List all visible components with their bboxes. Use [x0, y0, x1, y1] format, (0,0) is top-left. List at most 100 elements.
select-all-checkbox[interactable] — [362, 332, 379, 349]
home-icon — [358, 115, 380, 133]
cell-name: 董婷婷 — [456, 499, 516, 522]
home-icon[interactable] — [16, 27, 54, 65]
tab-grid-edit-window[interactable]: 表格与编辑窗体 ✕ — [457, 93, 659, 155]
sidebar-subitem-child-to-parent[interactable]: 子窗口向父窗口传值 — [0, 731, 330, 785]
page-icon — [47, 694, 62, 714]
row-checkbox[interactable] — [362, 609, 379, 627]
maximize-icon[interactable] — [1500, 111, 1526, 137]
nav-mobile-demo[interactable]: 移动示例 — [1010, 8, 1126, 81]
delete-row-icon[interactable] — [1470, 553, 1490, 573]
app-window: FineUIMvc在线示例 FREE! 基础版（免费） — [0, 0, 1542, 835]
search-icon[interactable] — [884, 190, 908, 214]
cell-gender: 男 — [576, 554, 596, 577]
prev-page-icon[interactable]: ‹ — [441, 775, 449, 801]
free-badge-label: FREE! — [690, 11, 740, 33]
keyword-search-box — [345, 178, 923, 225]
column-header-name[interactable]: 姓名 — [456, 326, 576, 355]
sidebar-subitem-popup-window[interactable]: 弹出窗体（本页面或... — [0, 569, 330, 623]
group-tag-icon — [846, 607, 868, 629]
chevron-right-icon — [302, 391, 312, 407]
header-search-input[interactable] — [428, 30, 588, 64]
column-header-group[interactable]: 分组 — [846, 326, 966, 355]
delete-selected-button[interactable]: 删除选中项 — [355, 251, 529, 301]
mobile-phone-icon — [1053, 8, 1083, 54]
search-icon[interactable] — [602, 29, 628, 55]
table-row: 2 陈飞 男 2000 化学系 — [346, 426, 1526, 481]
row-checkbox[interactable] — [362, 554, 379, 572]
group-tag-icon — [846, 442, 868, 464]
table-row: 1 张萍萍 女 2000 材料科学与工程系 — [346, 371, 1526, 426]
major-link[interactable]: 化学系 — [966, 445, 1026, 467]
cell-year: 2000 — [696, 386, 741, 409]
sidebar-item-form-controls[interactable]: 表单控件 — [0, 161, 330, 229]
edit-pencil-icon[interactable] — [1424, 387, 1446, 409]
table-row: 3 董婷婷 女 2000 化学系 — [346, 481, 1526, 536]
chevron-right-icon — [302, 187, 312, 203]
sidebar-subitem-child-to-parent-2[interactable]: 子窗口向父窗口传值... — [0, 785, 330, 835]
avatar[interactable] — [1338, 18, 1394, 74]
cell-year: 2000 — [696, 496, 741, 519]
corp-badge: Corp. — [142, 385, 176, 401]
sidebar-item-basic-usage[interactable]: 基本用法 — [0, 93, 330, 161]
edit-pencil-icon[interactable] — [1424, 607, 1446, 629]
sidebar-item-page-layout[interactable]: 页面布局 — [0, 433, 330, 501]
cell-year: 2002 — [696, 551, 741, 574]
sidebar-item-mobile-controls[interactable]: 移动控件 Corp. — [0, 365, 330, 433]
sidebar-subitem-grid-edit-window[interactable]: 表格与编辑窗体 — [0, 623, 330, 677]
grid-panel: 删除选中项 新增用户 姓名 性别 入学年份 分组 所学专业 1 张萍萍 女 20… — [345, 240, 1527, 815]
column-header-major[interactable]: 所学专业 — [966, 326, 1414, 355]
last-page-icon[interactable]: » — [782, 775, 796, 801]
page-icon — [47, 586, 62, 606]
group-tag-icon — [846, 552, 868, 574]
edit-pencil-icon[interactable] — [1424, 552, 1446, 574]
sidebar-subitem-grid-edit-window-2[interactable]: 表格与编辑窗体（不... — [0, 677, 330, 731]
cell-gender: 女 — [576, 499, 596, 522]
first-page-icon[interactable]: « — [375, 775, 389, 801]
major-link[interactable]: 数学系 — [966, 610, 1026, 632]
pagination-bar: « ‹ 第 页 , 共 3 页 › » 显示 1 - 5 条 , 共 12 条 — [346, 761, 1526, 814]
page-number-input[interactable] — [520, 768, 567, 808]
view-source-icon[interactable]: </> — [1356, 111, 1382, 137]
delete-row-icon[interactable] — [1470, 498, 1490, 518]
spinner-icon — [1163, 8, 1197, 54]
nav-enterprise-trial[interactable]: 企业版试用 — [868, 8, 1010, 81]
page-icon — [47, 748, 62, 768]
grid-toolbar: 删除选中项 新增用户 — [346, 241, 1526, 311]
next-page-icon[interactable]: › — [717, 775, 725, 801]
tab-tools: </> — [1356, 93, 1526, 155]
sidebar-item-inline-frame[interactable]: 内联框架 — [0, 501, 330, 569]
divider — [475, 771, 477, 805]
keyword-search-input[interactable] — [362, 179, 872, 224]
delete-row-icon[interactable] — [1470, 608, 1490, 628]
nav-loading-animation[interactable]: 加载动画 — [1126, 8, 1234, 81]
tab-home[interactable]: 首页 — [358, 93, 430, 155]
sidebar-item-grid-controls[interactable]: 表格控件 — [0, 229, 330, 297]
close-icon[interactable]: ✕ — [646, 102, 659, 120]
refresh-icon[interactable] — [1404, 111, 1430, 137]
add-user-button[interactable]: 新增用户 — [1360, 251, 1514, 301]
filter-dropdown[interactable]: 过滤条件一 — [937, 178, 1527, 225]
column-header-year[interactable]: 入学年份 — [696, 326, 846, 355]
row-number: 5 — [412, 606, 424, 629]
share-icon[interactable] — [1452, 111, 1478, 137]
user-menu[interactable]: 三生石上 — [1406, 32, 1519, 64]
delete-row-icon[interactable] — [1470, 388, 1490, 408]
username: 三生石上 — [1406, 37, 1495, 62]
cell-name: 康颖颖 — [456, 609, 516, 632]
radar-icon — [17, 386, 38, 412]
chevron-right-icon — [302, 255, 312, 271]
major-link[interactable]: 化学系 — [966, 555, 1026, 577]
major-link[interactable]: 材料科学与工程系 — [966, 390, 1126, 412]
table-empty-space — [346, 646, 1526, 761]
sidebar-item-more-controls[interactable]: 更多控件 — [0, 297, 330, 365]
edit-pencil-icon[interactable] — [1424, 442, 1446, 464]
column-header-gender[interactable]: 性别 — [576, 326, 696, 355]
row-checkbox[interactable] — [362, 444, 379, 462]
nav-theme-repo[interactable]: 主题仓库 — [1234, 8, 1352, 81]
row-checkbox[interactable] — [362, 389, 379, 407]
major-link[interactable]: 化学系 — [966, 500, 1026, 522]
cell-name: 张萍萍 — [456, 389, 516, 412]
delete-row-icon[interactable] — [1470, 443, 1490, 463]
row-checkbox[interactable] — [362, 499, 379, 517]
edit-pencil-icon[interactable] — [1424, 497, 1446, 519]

### What you are asked to do
Can you give back all of the records above word for word, without changing a single character?

### Solution
List all visible components with their bboxes. Use [x0, y0, x1, y1] format, (0,0) is top-left. List at most 100 elements.
select-all-checkbox[interactable] — [362, 332, 379, 349]
home-icon — [358, 115, 380, 133]
cell-name: 董婷婷 — [456, 499, 516, 522]
home-icon[interactable] — [16, 27, 54, 65]
tab-grid-edit-window[interactable]: 表格与编辑窗体 ✕ — [457, 93, 659, 155]
sidebar-subitem-child-to-parent[interactable]: 子窗口向父窗口传值 — [0, 731, 330, 785]
page-icon — [47, 694, 62, 714]
row-checkbox[interactable] — [362, 609, 379, 627]
maximize-icon[interactable] — [1500, 111, 1526, 137]
nav-mobile-demo[interactable]: 移动示例 — [1010, 8, 1126, 81]
delete-row-icon[interactable] — [1470, 553, 1490, 573]
app-window: FineUIMvc在线示例 FREE! 基础版（免费） — [0, 0, 1542, 835]
search-icon[interactable] — [884, 190, 908, 214]
cell-gender: 男 — [576, 554, 596, 577]
prev-page-icon[interactable]: ‹ — [441, 775, 449, 801]
free-badge-label: FREE! — [690, 11, 740, 33]
keyword-search-box — [345, 178, 923, 225]
column-header-name[interactable]: 姓名 — [456, 326, 576, 355]
sidebar-subitem-popup-window[interactable]: 弹出窗体（本页面或... — [0, 569, 330, 623]
group-tag-icon — [846, 607, 868, 629]
chevron-right-icon — [302, 391, 312, 407]
header-search-input[interactable] — [428, 30, 588, 64]
column-header-group[interactable]: 分组 — [846, 326, 966, 355]
delete-selected-button[interactable]: 删除选中项 — [355, 251, 529, 301]
mobile-phone-icon — [1053, 8, 1083, 54]
search-icon[interactable] — [602, 29, 628, 55]
table-row: 2 陈飞 男 2000 化学系 — [346, 426, 1526, 481]
row-checkbox[interactable] — [362, 554, 379, 572]
group-tag-icon — [846, 442, 868, 464]
table-row: 1 张萍萍 女 2000 材料科学与工程系 — [346, 371, 1526, 426]
major-link[interactable]: 化学系 — [966, 445, 1026, 467]
cell-year: 2000 — [696, 386, 741, 409]
sidebar-item-form-controls[interactable]: 表单控件 — [0, 161, 330, 229]
edit-pencil-icon[interactable] — [1424, 387, 1446, 409]
table-row: 3 董婷婷 女 2000 化学系 — [346, 481, 1526, 536]
chevron-right-icon — [302, 187, 312, 203]
sidebar-subitem-child-to-parent-2[interactable]: 子窗口向父窗口传值... — [0, 785, 330, 835]
avatar[interactable] — [1338, 18, 1394, 74]
cell-year: 2000 — [696, 496, 741, 519]
corp-badge: Corp. — [142, 385, 176, 401]
sidebar-item-basic-usage[interactable]: 基本用法 — [0, 93, 330, 161]
edit-pencil-icon[interactable] — [1424, 607, 1446, 629]
sidebar-item-page-layout[interactable]: 页面布局 — [0, 433, 330, 501]
cell-year: 2002 — [696, 551, 741, 574]
sidebar-item-mobile-controls[interactable]: 移动控件 Corp. — [0, 365, 330, 433]
sidebar-subitem-grid-edit-window[interactable]: 表格与编辑窗体 — [0, 623, 330, 677]
grid-panel: 删除选中项 新增用户 姓名 性别 入学年份 分组 所学专业 1 张萍萍 女 20… — [345, 240, 1527, 815]
column-header-major[interactable]: 所学专业 — [966, 326, 1414, 355]
last-page-icon[interactable]: » — [782, 775, 796, 801]
page-icon — [47, 586, 62, 606]
group-tag-icon — [846, 552, 868, 574]
edit-pencil-icon[interactable] — [1424, 552, 1446, 574]
sidebar-subitem-grid-edit-window-2[interactable]: 表格与编辑窗体（不... — [0, 677, 330, 731]
cell-gender: 女 — [576, 499, 596, 522]
first-page-icon[interactable]: « — [375, 775, 389, 801]
major-link[interactable]: 数学系 — [966, 610, 1026, 632]
pagination-bar: « ‹ 第 页 , 共 3 页 › » 显示 1 - 5 条 , 共 12 条 — [346, 761, 1526, 814]
page-number-input[interactable] — [520, 768, 567, 808]
view-source-icon[interactable]: </> — [1356, 111, 1382, 137]
delete-row-icon[interactable] — [1470, 498, 1490, 518]
spinner-icon — [1163, 8, 1197, 54]
nav-enterprise-trial[interactable]: 企业版试用 — [868, 8, 1010, 81]
page-icon — [47, 748, 62, 768]
grid-toolbar: 删除选中项 新增用户 — [346, 241, 1526, 311]
next-page-icon[interactable]: › — [717, 775, 725, 801]
tab-tools: </> — [1356, 93, 1526, 155]
sidebar-item-inline-frame[interactable]: 内联框架 — [0, 501, 330, 569]
divider — [475, 771, 477, 805]
keyword-search-input[interactable] — [362, 179, 872, 224]
delete-row-icon[interactable] — [1470, 608, 1490, 628]
nav-loading-animation[interactable]: 加载动画 — [1126, 8, 1234, 81]
tab-home[interactable]: 首页 — [358, 93, 430, 155]
sidebar-item-grid-controls[interactable]: 表格控件 — [0, 229, 330, 297]
close-icon[interactable]: ✕ — [646, 102, 659, 120]
refresh-icon[interactable] — [1404, 111, 1430, 137]
add-user-button[interactable]: 新增用户 — [1360, 251, 1514, 301]
filter-dropdown[interactable]: 过滤条件一 — [937, 178, 1527, 225]
column-header-year[interactable]: 入学年份 — [696, 326, 846, 355]
row-number: 5 — [412, 606, 424, 629]
share-icon[interactable] — [1452, 111, 1478, 137]
user-menu[interactable]: 三生石上 — [1406, 32, 1519, 64]
delete-row-icon[interactable] — [1470, 388, 1490, 408]
username: 三生石上 — [1406, 37, 1495, 62]
cell-name: 康颖颖 — [456, 609, 516, 632]
radar-icon — [17, 386, 38, 412]
chevron-right-icon — [302, 255, 312, 271]
major-link[interactable]: 化学系 — [966, 555, 1026, 577]
major-link[interactable]: 材料科学与工程系 — [966, 390, 1126, 412]
table-empty-space — [346, 646, 1526, 761]
sidebar-item-more-controls[interactable]: 更多控件 — [0, 297, 330, 365]
edit-pencil-icon[interactable] — [1424, 442, 1446, 464]
column-header-gender[interactable]: 性别 — [576, 326, 696, 355]
row-checkbox[interactable] — [362, 444, 379, 462]
nav-theme-repo[interactable]: 主题仓库 — [1234, 8, 1352, 81]
row-checkbox[interactable] — [362, 389, 379, 407]
major-link[interactable]: 化学系 — [966, 500, 1026, 522]
cell-name: 张萍萍 — [456, 389, 516, 412]
delete-row-icon[interactable] — [1470, 443, 1490, 463]
row-checkbox[interactable] — [362, 499, 379, 517]
edit-pencil-icon[interactable] — [1424, 497, 1446, 519]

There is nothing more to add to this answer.